Exercise goal
Copy the listing verbatim, excluding any images found in it.
---------- Material
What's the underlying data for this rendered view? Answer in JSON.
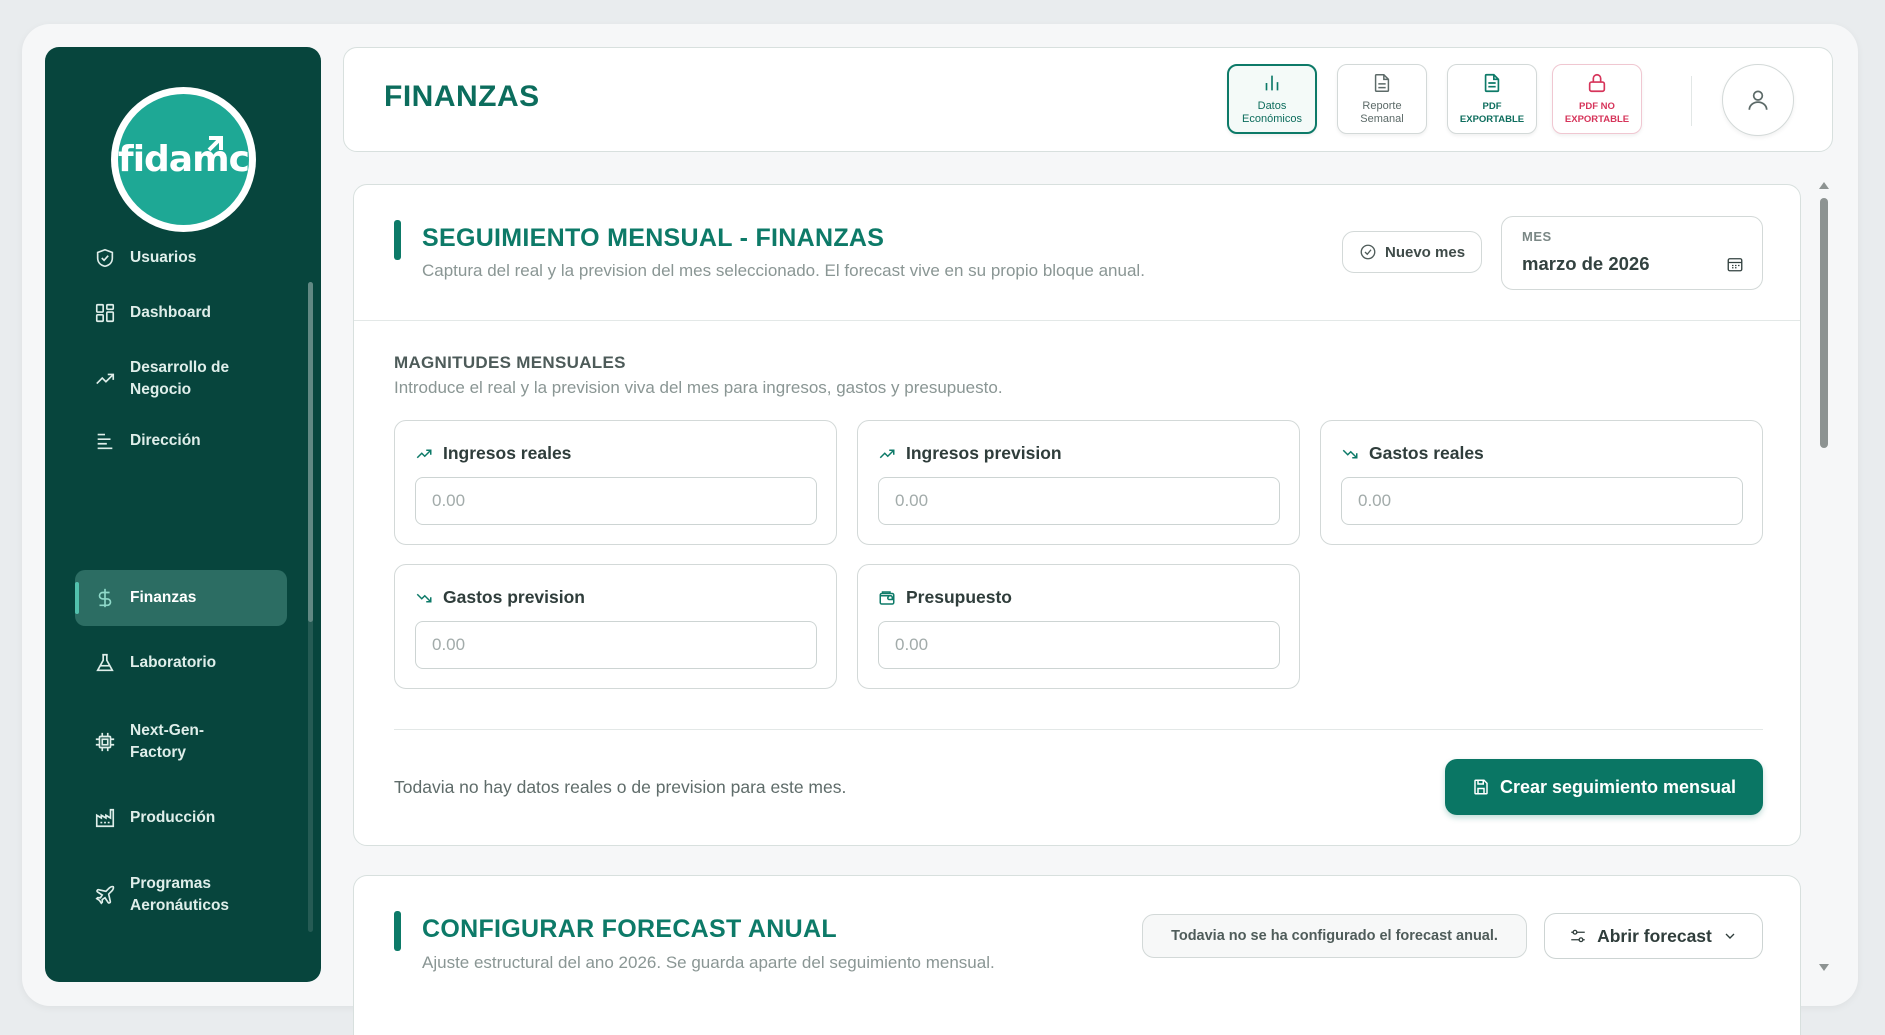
{
  "brand": {
    "logo_text": "fidamc"
  },
  "sidebar": {
    "items": [
      {
        "label": "Usuarios",
        "icon": "shield-check-icon"
      },
      {
        "label": "Dashboard",
        "icon": "layout-grid-icon"
      },
      {
        "label": "Desarrollo de Negocio",
        "icon": "trending-up-icon"
      },
      {
        "label": "Dirección",
        "icon": "align-left-icon"
      },
      {
        "label": "Finanzas",
        "icon": "dollar-icon",
        "active": true
      },
      {
        "label": "Laboratorio",
        "icon": "flask-icon"
      },
      {
        "label": "Next-Gen-Factory",
        "icon": "cpu-icon"
      },
      {
        "label": "Producción",
        "icon": "factory-icon"
      },
      {
        "label": "Programas Aeronáuticos",
        "icon": "plane-icon"
      }
    ]
  },
  "header": {
    "title": "FINANZAS",
    "buttons": [
      {
        "label": "Datos Económicos",
        "icon": "bar-chart-icon",
        "active": true
      },
      {
        "label": "Reporte Semanal",
        "icon": "file-icon"
      },
      {
        "label": "PDF EXPORTABLE",
        "icon": "file-text-icon"
      },
      {
        "label": "PDF NO EXPORTABLE",
        "icon": "lock-icon"
      }
    ],
    "avatar_icon": "user-icon"
  },
  "monthly": {
    "title": "SEGUIMIENTO MENSUAL - FINANZAS",
    "subtitle": "Captura del real y la prevision del mes seleccionado. El forecast vive en su propio bloque anual.",
    "new_month_label": "Nuevo mes",
    "mes_label": "MES",
    "mes_value": "marzo de 2026",
    "group_title": "MAGNITUDES MENSUALES",
    "group_subtitle": "Introduce el real y la prevision viva del mes para ingresos, gastos y presupuesto.",
    "fields": [
      {
        "label": "Ingresos reales",
        "placeholder": "0.00",
        "icon": "trending-up-icon"
      },
      {
        "label": "Ingresos prevision",
        "placeholder": "0.00",
        "icon": "trending-up-icon"
      },
      {
        "label": "Gastos reales",
        "placeholder": "0.00",
        "icon": "trending-down-icon"
      },
      {
        "label": "Gastos prevision",
        "placeholder": "0.00",
        "icon": "trending-down-icon"
      },
      {
        "label": "Presupuesto",
        "placeholder": "0.00",
        "icon": "wallet-icon"
      }
    ],
    "empty_message": "Todavia no hay datos reales o de prevision para este mes.",
    "create_button": "Crear seguimiento mensual"
  },
  "forecast": {
    "title": "CONFIGURAR FORECAST ANUAL",
    "subtitle": "Ajuste estructural del ano 2026. Se guarda aparte del seguimiento mensual.",
    "status_note": "Todavia no se ha configurado el forecast anual.",
    "open_button": "Abrir forecast"
  },
  "colors": {
    "sidebar_bg": "#07453d",
    "accent": "#0d7a68",
    "danger": "#d6345a",
    "logo_bg": "#1ea895"
  }
}
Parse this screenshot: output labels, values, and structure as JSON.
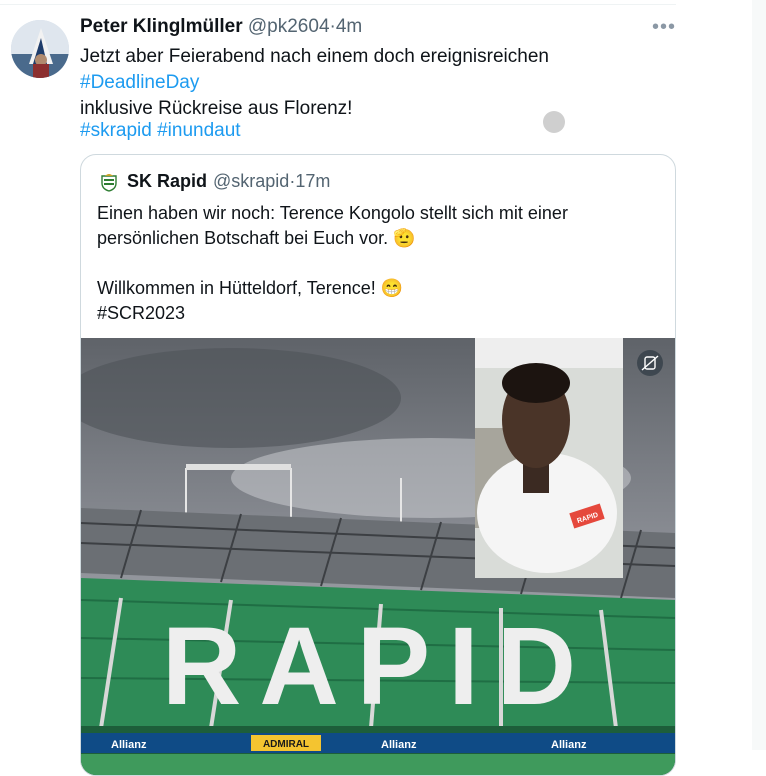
{
  "tweet": {
    "author_name": "Peter Klinglmüller",
    "handle": "@pk2604",
    "separator": "·",
    "time": "4m",
    "text_line1": "Jetzt aber Feierabend nach einem doch ereignisreichen ",
    "text_hashtag": "#DeadlineDay",
    "text_line2": "inklusive Rückreise aus Florenz!",
    "hashtags": [
      "#skrapid",
      "#inundaut"
    ],
    "more_icon": "more-horizontal-icon"
  },
  "quote": {
    "author_name": "SK Rapid",
    "handle": "@skrapid",
    "separator": "·",
    "time": "17m",
    "line1": "Einen haben wir noch: Terence Kongolo stellt sich mit einer",
    "line2": "persönlichen Botschaft bei Euch vor. 🫡",
    "line3": "Willkommen in Hütteldorf, Terence! 😁",
    "line4": "#SCR2023",
    "media": {
      "stand_letters": "RAPID",
      "board_labels": [
        "Allianz",
        "ADMIRAL",
        "Allianz",
        "Allianz"
      ],
      "shirt_text": "RAPID",
      "badge_icon": "gif-badge-icon"
    }
  },
  "colors": {
    "link": "#1d9bf0",
    "muted": "#536471",
    "seat_green": "#2e8b57",
    "sky": "#7d8188"
  }
}
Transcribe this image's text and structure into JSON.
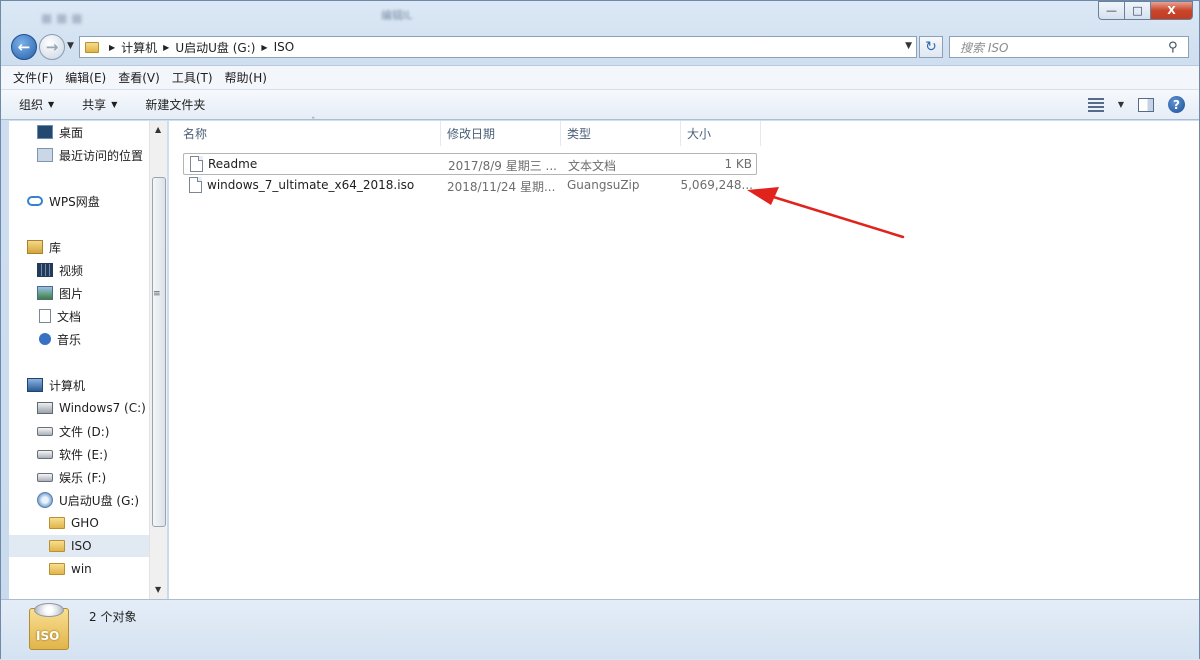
{
  "title": {
    "blur_text": "编辑IL"
  },
  "window_controls": {
    "minimize": "—",
    "maximize": "□",
    "close": "X"
  },
  "address": {
    "segments": [
      "计算机",
      "U启动U盘 (G:)",
      "ISO"
    ],
    "search_placeholder": "搜索 ISO"
  },
  "menu": [
    "文件(F)",
    "编辑(E)",
    "查看(V)",
    "工具(T)",
    "帮助(H)"
  ],
  "commands": {
    "organize": "组织",
    "share": "共享",
    "new_folder": "新建文件夹"
  },
  "nav": {
    "desktop": "桌面",
    "recent": "最近访问的位置",
    "wps": "WPS网盘",
    "library": "库",
    "video": "视频",
    "pictures": "图片",
    "documents": "文档",
    "music": "音乐",
    "computer": "计算机",
    "drive_c": "Windows7 (C:)",
    "drive_d": "文件 (D:)",
    "drive_e": "软件 (E:)",
    "drive_f": "娱乐 (F:)",
    "drive_g": "U启动U盘 (G:)",
    "folder_gho": "GHO",
    "folder_iso": "ISO",
    "folder_win": "win"
  },
  "columns": {
    "name": "名称",
    "date": "修改日期",
    "type": "类型",
    "size": "大小"
  },
  "files": [
    {
      "name": "Readme",
      "date": "2017/8/9 星期三 ...",
      "type": "文本文档",
      "size": "1 KB"
    },
    {
      "name": "windows_7_ultimate_x64_2018.iso",
      "date": "2018/11/24 星期...",
      "type": "GuangsuZip",
      "size": "5,069,248..."
    }
  ],
  "status": {
    "count": "2 个对象",
    "icon_label": "ISO"
  },
  "colors": {
    "accent": "#2960a8",
    "annotation_arrow": "#e0231c"
  }
}
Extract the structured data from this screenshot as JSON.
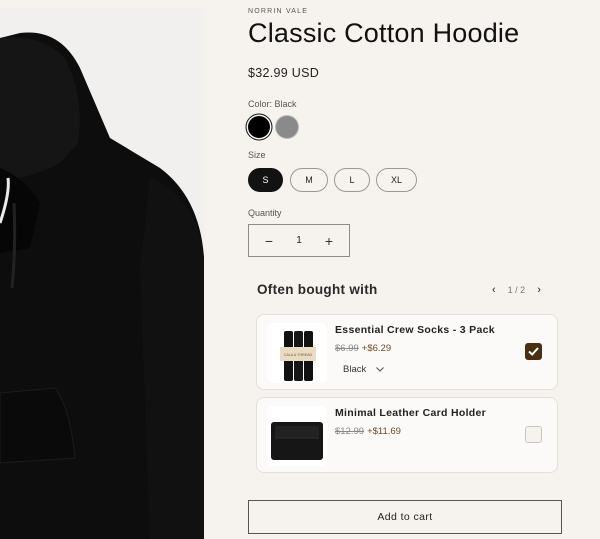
{
  "product": {
    "vendor": "NORRIN VALE",
    "title": "Classic Cotton Hoodie",
    "price": "$32.99 USD"
  },
  "color": {
    "label": "Color: ",
    "selected": "Black",
    "swatches": [
      {
        "name": "Black",
        "hex": "#000000"
      },
      {
        "name": "Grey",
        "hex": "#8a8a8a"
      }
    ]
  },
  "size": {
    "label": "Size",
    "options": [
      "S",
      "M",
      "L",
      "XL"
    ],
    "selected": "S"
  },
  "quantity": {
    "label": "Quantity",
    "value": "1",
    "minus": "−",
    "plus": "+"
  },
  "upsell": {
    "heading": "Often bought with",
    "pager": "1 / 2",
    "prev_icon": "‹",
    "next_icon": "›",
    "items": [
      {
        "name": "Essential Crew Socks - 3 Pack",
        "old_price": "$6.99",
        "new_price": "+$6.29",
        "variant": "Black",
        "checked": true,
        "thumb_label": "CALA & THREAD"
      },
      {
        "name": "Minimal Leather Card Holder",
        "old_price": "$12.99",
        "new_price": "+$11.69",
        "checked": false
      }
    ]
  },
  "cart": {
    "label": "Add to cart"
  },
  "colors": {
    "background": "#f6f3ee",
    "accent_checkbox": "#4a2f14",
    "sale_price": "#6b4a22"
  }
}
--------------------
Full answer
What's the underlying data for this rendered view? Answer in JSON.
{
  "brand": {
    "logo_text": "fidamc"
  },
  "sidebar": {
    "items": [
      {
        "label": "Usuarios",
        "icon": "shield-check-icon"
      },
      {
        "label": "Dashboard",
        "icon": "layout-grid-icon"
      },
      {
        "label": "Desarrollo de Negocio",
        "icon": "trending-up-icon"
      },
      {
        "label": "Dirección",
        "icon": "align-left-icon"
      },
      {
        "label": "Finanzas",
        "icon": "dollar-icon",
        "active": true
      },
      {
        "label": "Laboratorio",
        "icon": "flask-icon"
      },
      {
        "label": "Next-Gen-Factory",
        "icon": "cpu-icon"
      },
      {
        "label": "Producción",
        "icon": "factory-icon"
      },
      {
        "label": "Programas Aeronáuticos",
        "icon": "plane-icon"
      }
    ]
  },
  "header": {
    "title": "FINANZAS",
    "buttons": [
      {
        "label": "Datos Económicos",
        "icon": "bar-chart-icon",
        "active": true
      },
      {
        "label": "Reporte Semanal",
        "icon": "file-icon"
      },
      {
        "label": "PDF EXPORTABLE",
        "icon": "file-text-icon"
      },
      {
        "label": "PDF NO EXPORTABLE",
        "icon": "lock-icon"
      }
    ],
    "avatar_icon": "user-icon"
  },
  "monthly": {
    "title": "SEGUIMIENTO MENSUAL - FINANZAS",
    "subtitle": "Captura del real y la prevision del mes seleccionado. El forecast vive en su propio bloque anual.",
    "new_month_label": "Nuevo mes",
    "mes_label": "MES",
    "mes_value": "marzo de 2026",
    "group_title": "MAGNITUDES MENSUALES",
    "group_subtitle": "Introduce el real y la prevision viva del mes para ingresos, gastos y presupuesto.",
    "fields": [
      {
        "label": "Ingresos reales",
        "placeholder": "0.00",
        "icon": "trending-up-icon"
      },
      {
        "label": "Ingresos prevision",
        "placeholder": "0.00",
        "icon": "trending-up-icon"
      },
      {
        "label": "Gastos reales",
        "placeholder": "0.00",
        "icon": "trending-down-icon"
      },
      {
        "label": "Gastos prevision",
        "placeholder": "0.00",
        "icon": "trending-down-icon"
      },
      {
        "label": "Presupuesto",
        "placeholder": "0.00",
        "icon": "wallet-icon"
      }
    ],
    "empty_message": "Todavia no hay datos reales o de prevision para este mes.",
    "create_button": "Crear seguimiento mensual"
  },
  "forecast": {
    "title": "CONFIGURAR FORECAST ANUAL",
    "subtitle": "Ajuste estructural del ano 2026. Se guarda aparte del seguimiento mensual.",
    "status_note": "Todavia no se ha configurado el forecast anual.",
    "open_button": "Abrir forecast"
  },
  "colors": {
    "sidebar_bg": "#07453d",
    "accent": "#0d7a68",
    "danger": "#d6345a",
    "logo_bg": "#1ea895"
  }
}
Parse this screenshot: output labels, values, and structure as JSON.
{
  "tweet": {
    "author_name": "Peter Klinglmüller",
    "handle": "@pk2604",
    "separator": "·",
    "time": "4m",
    "text_line1": "Jetzt aber Feierabend nach einem doch ereignisreichen ",
    "text_hashtag": "#DeadlineDay",
    "text_line2": "inklusive Rückreise aus Florenz!",
    "hashtags": [
      "#skrapid",
      "#inundaut"
    ],
    "more_icon": "more-horizontal-icon"
  },
  "quote": {
    "author_name": "SK Rapid",
    "handle": "@skrapid",
    "separator": "·",
    "time": "17m",
    "line1": "Einen haben wir noch: Terence Kongolo stellt sich mit einer",
    "line2": "persönlichen Botschaft bei Euch vor. 🫡",
    "line3": "Willkommen in Hütteldorf, Terence! 😁",
    "line4": "#SCR2023",
    "media": {
      "stand_letters": "RAPID",
      "board_labels": [
        "Allianz",
        "ADMIRAL",
        "Allianz",
        "Allianz"
      ],
      "shirt_text": "RAPID",
      "badge_icon": "gif-badge-icon"
    }
  },
  "colors": {
    "link": "#1d9bf0",
    "muted": "#536471",
    "seat_green": "#2e8b57",
    "sky": "#7d8188"
  }
}
Transcribe this image's text and structure into JSON.
{
  "title": {
    "blur_text": "编辑IL"
  },
  "window_controls": {
    "minimize": "—",
    "maximize": "□",
    "close": "X"
  },
  "address": {
    "segments": [
      "计算机",
      "U启动U盘 (G:)",
      "ISO"
    ],
    "search_placeholder": "搜索 ISO"
  },
  "menu": [
    "文件(F)",
    "编辑(E)",
    "查看(V)",
    "工具(T)",
    "帮助(H)"
  ],
  "commands": {
    "organize": "组织",
    "share": "共享",
    "new_folder": "新建文件夹"
  },
  "nav": {
    "desktop": "桌面",
    "recent": "最近访问的位置",
    "wps": "WPS网盘",
    "library": "库",
    "video": "视频",
    "pictures": "图片",
    "documents": "文档",
    "music": "音乐",
    "computer": "计算机",
    "drive_c": "Windows7 (C:)",
    "drive_d": "文件 (D:)",
    "drive_e": "软件 (E:)",
    "drive_f": "娱乐 (F:)",
    "drive_g": "U启动U盘 (G:)",
    "folder_gho": "GHO",
    "folder_iso": "ISO",
    "folder_win": "win"
  },
  "columns": {
    "name": "名称",
    "date": "修改日期",
    "type": "类型",
    "size": "大小"
  },
  "files": [
    {
      "name": "Readme",
      "date": "2017/8/9 星期三 ...",
      "type": "文本文档",
      "size": "1 KB"
    },
    {
      "name": "windows_7_ultimate_x64_2018.iso",
      "date": "2018/11/24 星期...",
      "type": "GuangsuZip",
      "size": "5,069,248..."
    }
  ],
  "status": {
    "count": "2 个对象",
    "icon_label": "ISO"
  },
  "colors": {
    "accent": "#2960a8",
    "annotation_arrow": "#e0231c"
  }
}
Extract the structured data from this screenshot as JSON.
{
  "product": {
    "vendor": "NORRIN VALE",
    "title": "Classic Cotton Hoodie",
    "price": "$32.99 USD"
  },
  "color": {
    "label": "Color: ",
    "selected": "Black",
    "swatches": [
      {
        "name": "Black",
        "hex": "#000000"
      },
      {
        "name": "Grey",
        "hex": "#8a8a8a"
      }
    ]
  },
  "size": {
    "label": "Size",
    "options": [
      "S",
      "M",
      "L",
      "XL"
    ],
    "selected": "S"
  },
  "quantity": {
    "label": "Quantity",
    "value": "1",
    "minus": "−",
    "plus": "+"
  },
  "upsell": {
    "heading": "Often bought with",
    "pager": "1 / 2",
    "prev_icon": "‹",
    "next_icon": "›",
    "items": [
      {
        "name": "Essential Crew Socks - 3 Pack",
        "old_price": "$6.99",
        "new_price": "+$6.29",
        "variant": "Black",
        "checked": true,
        "thumb_label": "CALA & THREAD"
      },
      {
        "name": "Minimal Leather Card Holder",
        "old_price": "$12.99",
        "new_price": "+$11.69",
        "checked": false
      }
    ]
  },
  "cart": {
    "label": "Add to cart"
  },
  "colors": {
    "background": "#f6f3ee",
    "accent_checkbox": "#4a2f14",
    "sale_price": "#6b4a22"
  }
}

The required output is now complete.